Task prompt: From the line that holds "Enumerate this screenshot's" to the last line of the data, copy everything exactly; leave out all the rest.

[Records about charts and figures]

▬▬▬▬▬▬▬▬▬▬

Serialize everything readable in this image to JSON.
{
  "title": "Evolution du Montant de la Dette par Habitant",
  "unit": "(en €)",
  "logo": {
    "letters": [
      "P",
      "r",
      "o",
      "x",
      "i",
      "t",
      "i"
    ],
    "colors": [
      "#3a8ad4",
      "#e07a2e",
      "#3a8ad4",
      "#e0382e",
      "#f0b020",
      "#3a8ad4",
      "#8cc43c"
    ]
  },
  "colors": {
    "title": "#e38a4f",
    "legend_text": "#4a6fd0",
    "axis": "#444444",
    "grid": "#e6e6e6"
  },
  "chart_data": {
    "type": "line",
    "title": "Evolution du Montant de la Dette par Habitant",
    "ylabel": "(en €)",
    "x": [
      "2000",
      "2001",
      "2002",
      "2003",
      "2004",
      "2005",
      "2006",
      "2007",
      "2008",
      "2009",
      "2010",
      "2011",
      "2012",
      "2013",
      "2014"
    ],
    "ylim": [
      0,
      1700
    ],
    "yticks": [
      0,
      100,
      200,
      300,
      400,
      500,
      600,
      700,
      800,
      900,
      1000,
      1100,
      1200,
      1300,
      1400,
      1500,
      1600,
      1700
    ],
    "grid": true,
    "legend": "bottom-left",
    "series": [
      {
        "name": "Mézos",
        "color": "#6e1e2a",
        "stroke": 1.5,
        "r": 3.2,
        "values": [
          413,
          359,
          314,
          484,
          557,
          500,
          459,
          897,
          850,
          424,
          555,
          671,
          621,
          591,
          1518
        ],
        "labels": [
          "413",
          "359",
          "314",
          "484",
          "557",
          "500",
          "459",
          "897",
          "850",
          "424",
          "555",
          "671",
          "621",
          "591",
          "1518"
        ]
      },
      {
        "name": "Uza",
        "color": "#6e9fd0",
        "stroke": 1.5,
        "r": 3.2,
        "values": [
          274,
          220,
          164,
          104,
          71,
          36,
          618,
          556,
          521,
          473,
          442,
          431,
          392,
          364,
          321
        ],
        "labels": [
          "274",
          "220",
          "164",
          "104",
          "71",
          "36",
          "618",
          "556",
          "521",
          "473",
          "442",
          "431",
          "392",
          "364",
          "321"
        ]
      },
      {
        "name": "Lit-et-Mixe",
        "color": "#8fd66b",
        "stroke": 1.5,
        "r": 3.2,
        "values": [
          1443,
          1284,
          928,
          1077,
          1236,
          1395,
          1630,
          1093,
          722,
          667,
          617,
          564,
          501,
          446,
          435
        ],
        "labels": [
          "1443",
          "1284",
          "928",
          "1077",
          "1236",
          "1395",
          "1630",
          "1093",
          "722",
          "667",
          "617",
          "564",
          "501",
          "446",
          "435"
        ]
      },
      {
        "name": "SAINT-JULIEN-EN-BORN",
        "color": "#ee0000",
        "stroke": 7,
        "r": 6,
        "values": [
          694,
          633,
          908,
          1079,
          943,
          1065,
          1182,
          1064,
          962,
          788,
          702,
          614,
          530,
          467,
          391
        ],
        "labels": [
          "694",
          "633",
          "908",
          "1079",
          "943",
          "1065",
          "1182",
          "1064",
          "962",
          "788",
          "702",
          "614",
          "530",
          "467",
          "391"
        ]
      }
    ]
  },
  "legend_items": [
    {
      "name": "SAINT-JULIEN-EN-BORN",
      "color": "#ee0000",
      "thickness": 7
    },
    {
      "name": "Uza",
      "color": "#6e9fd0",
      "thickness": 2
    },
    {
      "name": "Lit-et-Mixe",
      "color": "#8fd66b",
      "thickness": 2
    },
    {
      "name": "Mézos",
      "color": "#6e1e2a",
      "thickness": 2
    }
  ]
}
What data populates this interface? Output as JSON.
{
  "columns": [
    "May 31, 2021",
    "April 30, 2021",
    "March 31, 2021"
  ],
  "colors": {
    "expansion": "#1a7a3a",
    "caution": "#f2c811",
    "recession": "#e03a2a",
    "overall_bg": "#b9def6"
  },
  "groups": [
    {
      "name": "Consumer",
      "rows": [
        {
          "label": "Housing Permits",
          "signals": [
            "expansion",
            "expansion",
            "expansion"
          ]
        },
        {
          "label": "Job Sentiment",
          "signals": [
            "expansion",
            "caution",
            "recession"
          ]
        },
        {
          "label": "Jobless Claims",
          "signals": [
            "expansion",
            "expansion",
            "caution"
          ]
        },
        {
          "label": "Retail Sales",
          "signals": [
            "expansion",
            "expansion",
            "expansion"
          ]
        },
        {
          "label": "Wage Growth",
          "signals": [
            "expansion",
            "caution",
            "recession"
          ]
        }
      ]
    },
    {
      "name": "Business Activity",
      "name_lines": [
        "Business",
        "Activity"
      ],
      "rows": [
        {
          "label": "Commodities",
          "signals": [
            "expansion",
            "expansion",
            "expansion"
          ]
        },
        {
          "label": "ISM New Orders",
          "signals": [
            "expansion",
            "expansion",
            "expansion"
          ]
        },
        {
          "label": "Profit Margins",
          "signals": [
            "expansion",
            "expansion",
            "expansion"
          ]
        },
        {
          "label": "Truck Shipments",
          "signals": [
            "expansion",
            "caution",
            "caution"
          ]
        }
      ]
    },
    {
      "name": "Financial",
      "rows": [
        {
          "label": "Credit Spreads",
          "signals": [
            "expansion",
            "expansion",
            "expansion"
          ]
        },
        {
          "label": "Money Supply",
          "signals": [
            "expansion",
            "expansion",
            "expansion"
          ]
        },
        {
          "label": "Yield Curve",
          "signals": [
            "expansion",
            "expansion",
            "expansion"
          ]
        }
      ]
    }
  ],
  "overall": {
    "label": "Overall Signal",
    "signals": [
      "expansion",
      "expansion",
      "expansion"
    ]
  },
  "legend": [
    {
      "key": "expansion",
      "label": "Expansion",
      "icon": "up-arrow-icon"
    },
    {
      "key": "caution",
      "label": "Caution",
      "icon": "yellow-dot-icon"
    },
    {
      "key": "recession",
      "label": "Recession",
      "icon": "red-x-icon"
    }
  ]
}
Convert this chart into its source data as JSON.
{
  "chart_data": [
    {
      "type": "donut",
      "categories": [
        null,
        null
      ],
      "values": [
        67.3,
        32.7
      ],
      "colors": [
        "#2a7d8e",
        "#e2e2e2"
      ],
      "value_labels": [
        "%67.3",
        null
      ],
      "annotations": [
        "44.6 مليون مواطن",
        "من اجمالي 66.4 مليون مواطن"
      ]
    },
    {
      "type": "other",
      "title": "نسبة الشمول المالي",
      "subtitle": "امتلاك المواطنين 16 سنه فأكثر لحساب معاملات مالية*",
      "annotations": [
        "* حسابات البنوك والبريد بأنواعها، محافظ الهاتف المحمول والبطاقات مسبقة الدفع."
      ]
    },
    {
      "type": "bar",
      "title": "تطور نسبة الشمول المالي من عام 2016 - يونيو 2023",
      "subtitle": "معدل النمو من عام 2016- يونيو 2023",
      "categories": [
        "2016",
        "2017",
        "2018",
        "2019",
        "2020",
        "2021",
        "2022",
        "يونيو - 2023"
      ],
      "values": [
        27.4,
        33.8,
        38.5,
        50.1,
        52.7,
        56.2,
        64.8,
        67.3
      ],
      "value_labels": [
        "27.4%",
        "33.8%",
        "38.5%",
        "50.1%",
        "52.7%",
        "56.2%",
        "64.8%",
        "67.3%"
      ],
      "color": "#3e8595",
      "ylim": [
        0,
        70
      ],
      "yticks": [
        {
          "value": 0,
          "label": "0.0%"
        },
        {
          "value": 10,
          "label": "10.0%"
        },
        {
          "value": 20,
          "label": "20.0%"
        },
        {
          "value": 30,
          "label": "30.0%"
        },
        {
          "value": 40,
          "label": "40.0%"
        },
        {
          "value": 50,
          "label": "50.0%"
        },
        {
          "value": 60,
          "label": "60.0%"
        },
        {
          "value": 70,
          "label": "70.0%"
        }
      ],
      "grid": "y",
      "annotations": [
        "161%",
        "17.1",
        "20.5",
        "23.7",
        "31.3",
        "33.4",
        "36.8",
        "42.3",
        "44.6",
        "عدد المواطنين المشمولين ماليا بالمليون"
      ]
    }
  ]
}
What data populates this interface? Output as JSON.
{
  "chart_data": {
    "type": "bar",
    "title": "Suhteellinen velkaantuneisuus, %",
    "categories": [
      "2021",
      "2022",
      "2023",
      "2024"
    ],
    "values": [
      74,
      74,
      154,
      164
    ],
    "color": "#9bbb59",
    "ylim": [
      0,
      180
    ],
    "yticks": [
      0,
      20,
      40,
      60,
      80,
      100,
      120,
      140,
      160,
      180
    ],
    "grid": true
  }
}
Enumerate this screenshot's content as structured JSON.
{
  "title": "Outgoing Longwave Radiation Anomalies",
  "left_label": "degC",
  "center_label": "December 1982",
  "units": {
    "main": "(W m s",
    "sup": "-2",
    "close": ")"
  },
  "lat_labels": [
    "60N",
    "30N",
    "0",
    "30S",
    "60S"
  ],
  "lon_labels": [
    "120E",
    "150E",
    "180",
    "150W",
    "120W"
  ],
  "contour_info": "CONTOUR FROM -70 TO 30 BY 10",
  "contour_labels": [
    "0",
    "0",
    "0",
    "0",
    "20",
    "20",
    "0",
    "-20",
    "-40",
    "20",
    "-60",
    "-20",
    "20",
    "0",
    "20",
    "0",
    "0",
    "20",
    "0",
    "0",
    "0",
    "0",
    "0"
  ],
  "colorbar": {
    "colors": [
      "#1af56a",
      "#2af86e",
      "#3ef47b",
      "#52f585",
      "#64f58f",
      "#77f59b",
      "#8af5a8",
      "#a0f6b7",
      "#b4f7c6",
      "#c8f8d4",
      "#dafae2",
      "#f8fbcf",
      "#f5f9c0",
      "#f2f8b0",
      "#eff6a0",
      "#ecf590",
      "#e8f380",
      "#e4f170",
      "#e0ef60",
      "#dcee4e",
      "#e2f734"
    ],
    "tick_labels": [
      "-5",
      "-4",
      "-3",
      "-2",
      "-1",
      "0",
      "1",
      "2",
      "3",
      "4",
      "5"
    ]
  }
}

▬▬▬▬▬▬▬▬▬▬

Solution below:
Enumerate this screenshot's content as structured JSON.
{
  "title": "Outgoing Longwave Radiation Anomalies",
  "left_label": "degC",
  "center_label": "December 1982",
  "units": {
    "main": "(W m s",
    "sup": "-2",
    "close": ")"
  },
  "lat_labels": [
    "60N",
    "30N",
    "0",
    "30S",
    "60S"
  ],
  "lon_labels": [
    "120E",
    "150E",
    "180",
    "150W",
    "120W"
  ],
  "contour_info": "CONTOUR FROM -70 TO 30 BY 10",
  "contour_labels": [
    "0",
    "0",
    "0",
    "0",
    "20",
    "20",
    "0",
    "-20",
    "-40",
    "20",
    "-60",
    "-20",
    "20",
    "0",
    "20",
    "0",
    "0",
    "20",
    "0",
    "0",
    "0",
    "0",
    "0"
  ],
  "colorbar": {
    "colors": [
      "#1af56a",
      "#2af86e",
      "#3ef47b",
      "#52f585",
      "#64f58f",
      "#77f59b",
      "#8af5a8",
      "#a0f6b7",
      "#b4f7c6",
      "#c8f8d4",
      "#dafae2",
      "#f8fbcf",
      "#f5f9c0",
      "#f2f8b0",
      "#eff6a0",
      "#ecf590",
      "#e8f380",
      "#e4f170",
      "#e0ef60",
      "#dcee4e",
      "#e2f734"
    ],
    "tick_labels": [
      "-5",
      "-4",
      "-3",
      "-2",
      "-1",
      "0",
      "1",
      "2",
      "3",
      "4",
      "5"
    ]
  }
}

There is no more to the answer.